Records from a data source
══════
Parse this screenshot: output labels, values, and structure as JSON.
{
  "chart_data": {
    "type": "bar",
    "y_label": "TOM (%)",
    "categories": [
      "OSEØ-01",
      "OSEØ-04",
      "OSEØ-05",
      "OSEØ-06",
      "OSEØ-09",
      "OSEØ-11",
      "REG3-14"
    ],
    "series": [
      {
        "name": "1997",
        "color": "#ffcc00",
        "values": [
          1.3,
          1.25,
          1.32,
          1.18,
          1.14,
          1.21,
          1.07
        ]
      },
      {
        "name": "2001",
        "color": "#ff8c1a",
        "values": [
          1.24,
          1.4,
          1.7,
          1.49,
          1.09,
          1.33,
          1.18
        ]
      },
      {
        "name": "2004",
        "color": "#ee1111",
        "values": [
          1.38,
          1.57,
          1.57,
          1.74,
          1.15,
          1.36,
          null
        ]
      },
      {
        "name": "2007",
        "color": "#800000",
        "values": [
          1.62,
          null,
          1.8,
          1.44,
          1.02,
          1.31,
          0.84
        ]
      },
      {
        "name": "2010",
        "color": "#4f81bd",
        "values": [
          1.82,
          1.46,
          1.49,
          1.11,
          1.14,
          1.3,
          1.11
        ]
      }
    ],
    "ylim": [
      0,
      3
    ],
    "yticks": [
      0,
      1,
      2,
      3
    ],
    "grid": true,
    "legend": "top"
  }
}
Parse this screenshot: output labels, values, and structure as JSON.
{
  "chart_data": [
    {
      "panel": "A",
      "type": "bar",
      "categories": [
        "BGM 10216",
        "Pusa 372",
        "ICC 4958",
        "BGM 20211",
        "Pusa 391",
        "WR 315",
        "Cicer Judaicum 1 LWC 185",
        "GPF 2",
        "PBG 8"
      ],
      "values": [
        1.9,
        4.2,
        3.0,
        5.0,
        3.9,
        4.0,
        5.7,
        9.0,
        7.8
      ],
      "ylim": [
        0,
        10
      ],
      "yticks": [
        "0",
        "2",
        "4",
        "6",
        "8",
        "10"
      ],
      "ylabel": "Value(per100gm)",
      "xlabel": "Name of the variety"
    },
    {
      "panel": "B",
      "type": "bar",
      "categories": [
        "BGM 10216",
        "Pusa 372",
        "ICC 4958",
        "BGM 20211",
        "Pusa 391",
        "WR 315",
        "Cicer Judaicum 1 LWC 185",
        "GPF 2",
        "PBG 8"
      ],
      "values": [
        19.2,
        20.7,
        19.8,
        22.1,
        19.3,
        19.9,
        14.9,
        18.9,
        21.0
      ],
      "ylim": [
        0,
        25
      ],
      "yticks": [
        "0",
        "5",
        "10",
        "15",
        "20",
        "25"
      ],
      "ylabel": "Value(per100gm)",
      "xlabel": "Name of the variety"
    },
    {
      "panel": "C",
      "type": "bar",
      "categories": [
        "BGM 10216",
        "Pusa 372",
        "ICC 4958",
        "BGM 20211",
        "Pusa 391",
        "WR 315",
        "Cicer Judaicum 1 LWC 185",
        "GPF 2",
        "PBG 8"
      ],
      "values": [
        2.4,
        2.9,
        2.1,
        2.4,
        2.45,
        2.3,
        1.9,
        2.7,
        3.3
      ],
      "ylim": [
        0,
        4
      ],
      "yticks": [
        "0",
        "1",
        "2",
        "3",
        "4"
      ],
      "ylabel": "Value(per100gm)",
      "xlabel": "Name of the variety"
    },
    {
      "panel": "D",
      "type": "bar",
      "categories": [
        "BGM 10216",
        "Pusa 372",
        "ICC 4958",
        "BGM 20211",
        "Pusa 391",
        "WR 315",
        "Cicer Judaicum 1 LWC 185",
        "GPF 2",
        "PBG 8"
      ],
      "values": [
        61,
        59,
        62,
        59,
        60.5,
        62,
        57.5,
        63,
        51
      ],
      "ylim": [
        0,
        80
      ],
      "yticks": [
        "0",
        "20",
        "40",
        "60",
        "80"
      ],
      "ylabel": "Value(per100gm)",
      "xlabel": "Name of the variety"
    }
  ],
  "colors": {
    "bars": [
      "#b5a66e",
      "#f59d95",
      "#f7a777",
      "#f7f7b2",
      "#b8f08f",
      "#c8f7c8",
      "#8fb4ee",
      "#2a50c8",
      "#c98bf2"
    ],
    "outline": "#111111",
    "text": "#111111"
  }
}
══════
GIVEN INSTRUCTION
Print back all the lines verbatim.

RESPONSE
Parse this screenshot: output labels, values, and structure as JSON.
{
  "chart_data": {
    "type": "bar",
    "y_label": "TOM (%)",
    "categories": [
      "OSEØ-01",
      "OSEØ-04",
      "OSEØ-05",
      "OSEØ-06",
      "OSEØ-09",
      "OSEØ-11",
      "REG3-14"
    ],
    "series": [
      {
        "name": "1997",
        "color": "#ffcc00",
        "values": [
          1.3,
          1.25,
          1.32,
          1.18,
          1.14,
          1.21,
          1.07
        ]
      },
      {
        "name": "2001",
        "color": "#ff8c1a",
        "values": [
          1.24,
          1.4,
          1.7,
          1.49,
          1.09,
          1.33,
          1.18
        ]
      },
      {
        "name": "2004",
        "color": "#ee1111",
        "values": [
          1.38,
          1.57,
          1.57,
          1.74,
          1.15,
          1.36,
          null
        ]
      },
      {
        "name": "2007",
        "color": "#800000",
        "values": [
          1.62,
          null,
          1.8,
          1.44,
          1.02,
          1.31,
          0.84
        ]
      },
      {
        "name": "2010",
        "color": "#4f81bd",
        "values": [
          1.82,
          1.46,
          1.49,
          1.11,
          1.14,
          1.3,
          1.11
        ]
      }
    ],
    "ylim": [
      0,
      3
    ],
    "yticks": [
      0,
      1,
      2,
      3
    ],
    "grid": true,
    "legend": "top"
  }
}
Parse this screenshot: output labels, values, and structure as JSON.
{
  "chart_data": [
    {
      "panel": "A",
      "type": "bar",
      "categories": [
        "BGM 10216",
        "Pusa 372",
        "ICC 4958",
        "BGM 20211",
        "Pusa 391",
        "WR 315",
        "Cicer Judaicum 1 LWC 185",
        "GPF 2",
        "PBG 8"
      ],
      "values": [
        1.9,
        4.2,
        3.0,
        5.0,
        3.9,
        4.0,
        5.7,
        9.0,
        7.8
      ],
      "ylim": [
        0,
        10
      ],
      "yticks": [
        "0",
        "2",
        "4",
        "6",
        "8",
        "10"
      ],
      "ylabel": "Value(per100gm)",
      "xlabel": "Name of the variety"
    },
    {
      "panel": "B",
      "type": "bar",
      "categories": [
        "BGM 10216",
        "Pusa 372",
        "ICC 4958",
        "BGM 20211",
        "Pusa 391",
        "WR 315",
        "Cicer Judaicum 1 LWC 185",
        "GPF 2",
        "PBG 8"
      ],
      "values": [
        19.2,
        20.7,
        19.8,
        22.1,
        19.3,
        19.9,
        14.9,
        18.9,
        21.0
      ],
      "ylim": [
        0,
        25
      ],
      "yticks": [
        "0",
        "5",
        "10",
        "15",
        "20",
        "25"
      ],
      "ylabel": "Value(per100gm)",
      "xlabel": "Name of the variety"
    },
    {
      "panel": "C",
      "type": "bar",
      "categories": [
        "BGM 10216",
        "Pusa 372",
        "ICC 4958",
        "BGM 20211",
        "Pusa 391",
        "WR 315",
        "Cicer Judaicum 1 LWC 185",
        "GPF 2",
        "PBG 8"
      ],
      "values": [
        2.4,
        2.9,
        2.1,
        2.4,
        2.45,
        2.3,
        1.9,
        2.7,
        3.3
      ],
      "ylim": [
        0,
        4
      ],
      "yticks": [
        "0",
        "1",
        "2",
        "3",
        "4"
      ],
      "ylabel": "Value(per100gm)",
      "xlabel": "Name of the variety"
    },
    {
      "panel": "D",
      "type": "bar",
      "categories": [
        "BGM 10216",
        "Pusa 372",
        "ICC 4958",
        "BGM 20211",
        "Pusa 391",
        "WR 315",
        "Cicer Judaicum 1 LWC 185",
        "GPF 2",
        "PBG 8"
      ],
      "values": [
        61,
        59,
        62,
        59,
        60.5,
        62,
        57.5,
        63,
        51
      ],
      "ylim": [
        0,
        80
      ],
      "yticks": [
        "0",
        "20",
        "40",
        "60",
        "80"
      ],
      "ylabel": "Value(per100gm)",
      "xlabel": "Name of the variety"
    }
  ],
  "colors": {
    "bars": [
      "#b5a66e",
      "#f59d95",
      "#f7a777",
      "#f7f7b2",
      "#b8f08f",
      "#c8f7c8",
      "#8fb4ee",
      "#2a50c8",
      "#c98bf2"
    ],
    "outline": "#111111",
    "text": "#111111"
  }
}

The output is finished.